## Description of the task:
Extract the records in full, leaving every picture out.

## Records provided:

§

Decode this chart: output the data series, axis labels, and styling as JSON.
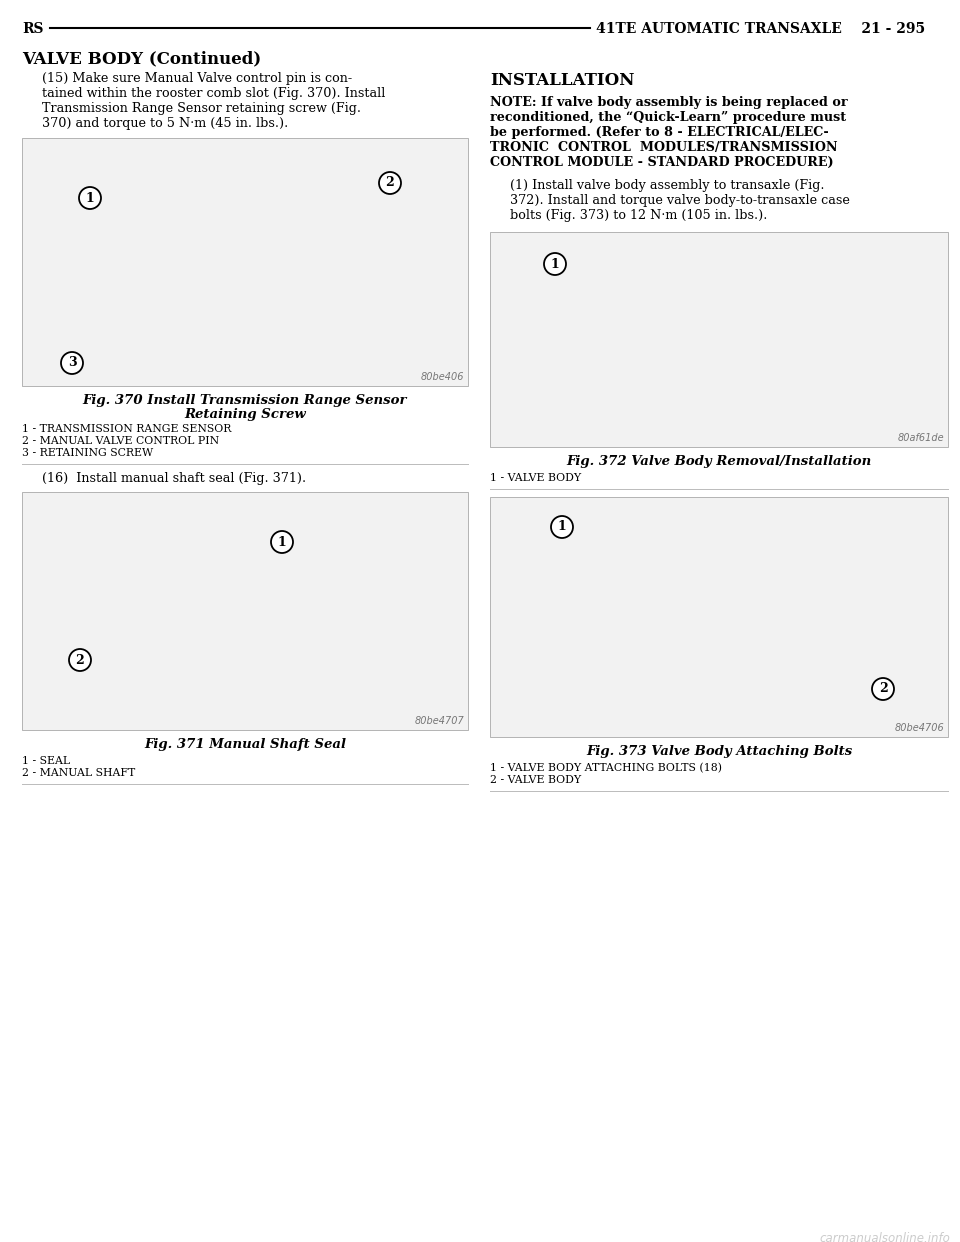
{
  "page_bg": "#ffffff",
  "header_left": "RS",
  "header_right": "41TE AUTOMATIC TRANSAXLE    21 - 295",
  "section_title": "VALVE BODY (Continued)",
  "para15_lines": [
    "(15) Make sure Manual Valve control pin is con-",
    "tained within the rooster comb slot (Fig. 370). Install",
    "Transmission Range Sensor retaining screw (Fig.",
    "370) and torque to 5 N·m (45 in. lbs.)."
  ],
  "fig370_caption_line1": "Fig. 370 Install Transmission Range Sensor",
  "fig370_caption_line2": "Retaining Screw",
  "fig370_labels": [
    "1 - TRANSMISSION RANGE SENSOR",
    "2 - MANUAL VALVE CONTROL PIN",
    "3 - RETAINING SCREW"
  ],
  "fig370_code": "80be406",
  "para16": "(16)  Install manual shaft seal (Fig. 371).",
  "fig371_caption": "Fig. 371 Manual Shaft Seal",
  "fig371_labels": [
    "1 - SEAL",
    "2 - MANUAL SHAFT"
  ],
  "fig371_code": "80be4707",
  "installation_title": "INSTALLATION",
  "note_lines": [
    "NOTE: If valve body assembly is being replaced or",
    "reconditioned, the “Quick-Learn” procedure must",
    "be performed. (Refer to 8 - ELECTRICAL/ELEC-",
    "TRONIC  CONTROL  MODULES/TRANSMISSION",
    "CONTROL MODULE - STANDARD PROCEDURE)"
  ],
  "para1r_lines": [
    "(1) Install valve body assembly to transaxle (Fig.",
    "372). Install and torque valve body-to-transaxle case",
    "bolts (Fig. 373) to 12 N·m (105 in. lbs.)."
  ],
  "fig372_caption": "Fig. 372 Valve Body Removal/Installation",
  "fig372_labels": [
    "1 - VALVE BODY"
  ],
  "fig372_code": "80af61de",
  "fig373_caption": "Fig. 373 Valve Body Attaching Bolts",
  "fig373_labels": [
    "1 - VALVE BODY ATTACHING BOLTS (18)",
    "2 - VALVE BODY"
  ],
  "fig373_code": "80be4706",
  "watermark": "carmanualsonline.info",
  "font_color": "#000000",
  "img_bg": "#f2f2f2",
  "img_border": "#999999"
}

§

## Reply to the task:
Decode this chart: output the data series, axis labels, and styling as JSON.
{
  "page_bg": "#ffffff",
  "header_left": "RS",
  "header_right": "41TE AUTOMATIC TRANSAXLE    21 - 295",
  "section_title": "VALVE BODY (Continued)",
  "para15_lines": [
    "(15) Make sure Manual Valve control pin is con-",
    "tained within the rooster comb slot (Fig. 370). Install",
    "Transmission Range Sensor retaining screw (Fig.",
    "370) and torque to 5 N·m (45 in. lbs.)."
  ],
  "fig370_caption_line1": "Fig. 370 Install Transmission Range Sensor",
  "fig370_caption_line2": "Retaining Screw",
  "fig370_labels": [
    "1 - TRANSMISSION RANGE SENSOR",
    "2 - MANUAL VALVE CONTROL PIN",
    "3 - RETAINING SCREW"
  ],
  "fig370_code": "80be406",
  "para16": "(16)  Install manual shaft seal (Fig. 371).",
  "fig371_caption": "Fig. 371 Manual Shaft Seal",
  "fig371_labels": [
    "1 - SEAL",
    "2 - MANUAL SHAFT"
  ],
  "fig371_code": "80be4707",
  "installation_title": "INSTALLATION",
  "note_lines": [
    "NOTE: If valve body assembly is being replaced or",
    "reconditioned, the “Quick-Learn” procedure must",
    "be performed. (Refer to 8 - ELECTRICAL/ELEC-",
    "TRONIC  CONTROL  MODULES/TRANSMISSION",
    "CONTROL MODULE - STANDARD PROCEDURE)"
  ],
  "para1r_lines": [
    "(1) Install valve body assembly to transaxle (Fig.",
    "372). Install and torque valve body-to-transaxle case",
    "bolts (Fig. 373) to 12 N·m (105 in. lbs.)."
  ],
  "fig372_caption": "Fig. 372 Valve Body Removal/Installation",
  "fig372_labels": [
    "1 - VALVE BODY"
  ],
  "fig372_code": "80af61de",
  "fig373_caption": "Fig. 373 Valve Body Attaching Bolts",
  "fig373_labels": [
    "1 - VALVE BODY ATTACHING BOLTS (18)",
    "2 - VALVE BODY"
  ],
  "fig373_code": "80be4706",
  "watermark": "carmanualsonline.info",
  "font_color": "#000000",
  "img_bg": "#f2f2f2",
  "img_border": "#999999"
}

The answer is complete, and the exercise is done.